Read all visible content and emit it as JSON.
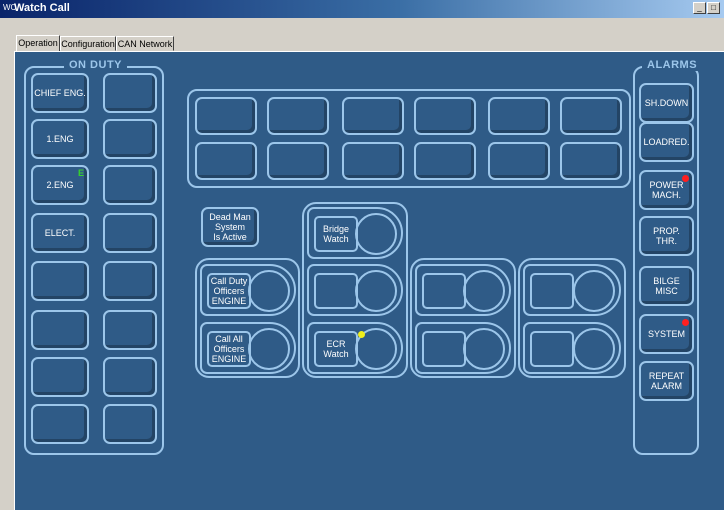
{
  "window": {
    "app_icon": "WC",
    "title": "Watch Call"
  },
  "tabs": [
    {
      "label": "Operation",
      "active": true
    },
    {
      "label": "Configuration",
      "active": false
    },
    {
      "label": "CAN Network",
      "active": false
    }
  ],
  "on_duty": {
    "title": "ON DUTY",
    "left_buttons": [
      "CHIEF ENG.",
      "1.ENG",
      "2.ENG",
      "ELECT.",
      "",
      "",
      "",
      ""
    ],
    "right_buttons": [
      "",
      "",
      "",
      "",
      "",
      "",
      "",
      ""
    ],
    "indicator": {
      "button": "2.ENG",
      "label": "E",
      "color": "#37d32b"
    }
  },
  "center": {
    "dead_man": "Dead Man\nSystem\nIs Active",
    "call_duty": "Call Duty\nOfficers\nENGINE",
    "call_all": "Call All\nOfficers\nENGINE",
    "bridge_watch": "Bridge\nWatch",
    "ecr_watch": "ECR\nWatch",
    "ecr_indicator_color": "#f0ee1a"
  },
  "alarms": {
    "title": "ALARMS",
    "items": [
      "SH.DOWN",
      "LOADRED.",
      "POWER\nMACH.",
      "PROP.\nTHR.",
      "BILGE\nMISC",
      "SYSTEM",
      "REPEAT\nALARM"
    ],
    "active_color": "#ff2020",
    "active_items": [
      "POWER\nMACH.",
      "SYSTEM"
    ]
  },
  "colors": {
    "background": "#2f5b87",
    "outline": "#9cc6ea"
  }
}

...

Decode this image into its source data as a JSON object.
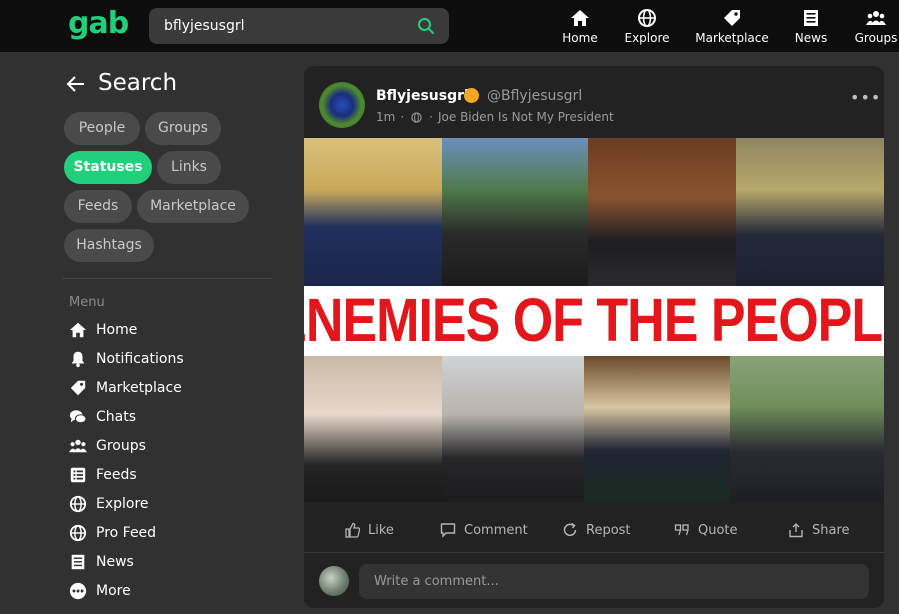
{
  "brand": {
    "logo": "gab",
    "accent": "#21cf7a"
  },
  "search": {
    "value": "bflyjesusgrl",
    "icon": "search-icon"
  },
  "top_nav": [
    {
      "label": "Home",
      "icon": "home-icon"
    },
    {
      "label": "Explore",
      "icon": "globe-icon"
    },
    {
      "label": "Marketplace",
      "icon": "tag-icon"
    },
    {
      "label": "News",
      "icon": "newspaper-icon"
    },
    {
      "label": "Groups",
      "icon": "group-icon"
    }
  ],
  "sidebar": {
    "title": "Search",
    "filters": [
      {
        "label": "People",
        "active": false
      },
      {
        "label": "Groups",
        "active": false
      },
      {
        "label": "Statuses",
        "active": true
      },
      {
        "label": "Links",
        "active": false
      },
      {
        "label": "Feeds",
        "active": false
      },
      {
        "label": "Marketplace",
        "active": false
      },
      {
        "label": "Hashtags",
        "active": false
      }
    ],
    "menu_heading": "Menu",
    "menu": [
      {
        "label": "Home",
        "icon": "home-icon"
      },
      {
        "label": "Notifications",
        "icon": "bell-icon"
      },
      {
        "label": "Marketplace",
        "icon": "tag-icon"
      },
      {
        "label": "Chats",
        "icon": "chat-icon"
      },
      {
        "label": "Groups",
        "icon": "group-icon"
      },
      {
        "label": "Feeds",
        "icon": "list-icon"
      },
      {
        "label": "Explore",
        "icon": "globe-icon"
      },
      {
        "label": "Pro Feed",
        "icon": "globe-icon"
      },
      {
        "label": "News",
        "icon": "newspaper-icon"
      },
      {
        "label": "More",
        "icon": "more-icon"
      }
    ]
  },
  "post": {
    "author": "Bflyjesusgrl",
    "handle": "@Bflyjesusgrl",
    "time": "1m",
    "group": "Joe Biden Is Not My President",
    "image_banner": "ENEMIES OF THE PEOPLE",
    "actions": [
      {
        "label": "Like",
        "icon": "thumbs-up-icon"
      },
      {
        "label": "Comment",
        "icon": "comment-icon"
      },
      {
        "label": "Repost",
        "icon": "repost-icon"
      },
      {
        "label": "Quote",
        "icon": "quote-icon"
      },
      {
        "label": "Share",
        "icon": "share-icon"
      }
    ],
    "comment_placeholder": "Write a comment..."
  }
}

▸ Written task
Identify and copy the lines holding the word "nWatch".

▸ Response
    "bridge_watch": "Bridge\nWatch",
    "ecr_watch": "ECR\nWatch",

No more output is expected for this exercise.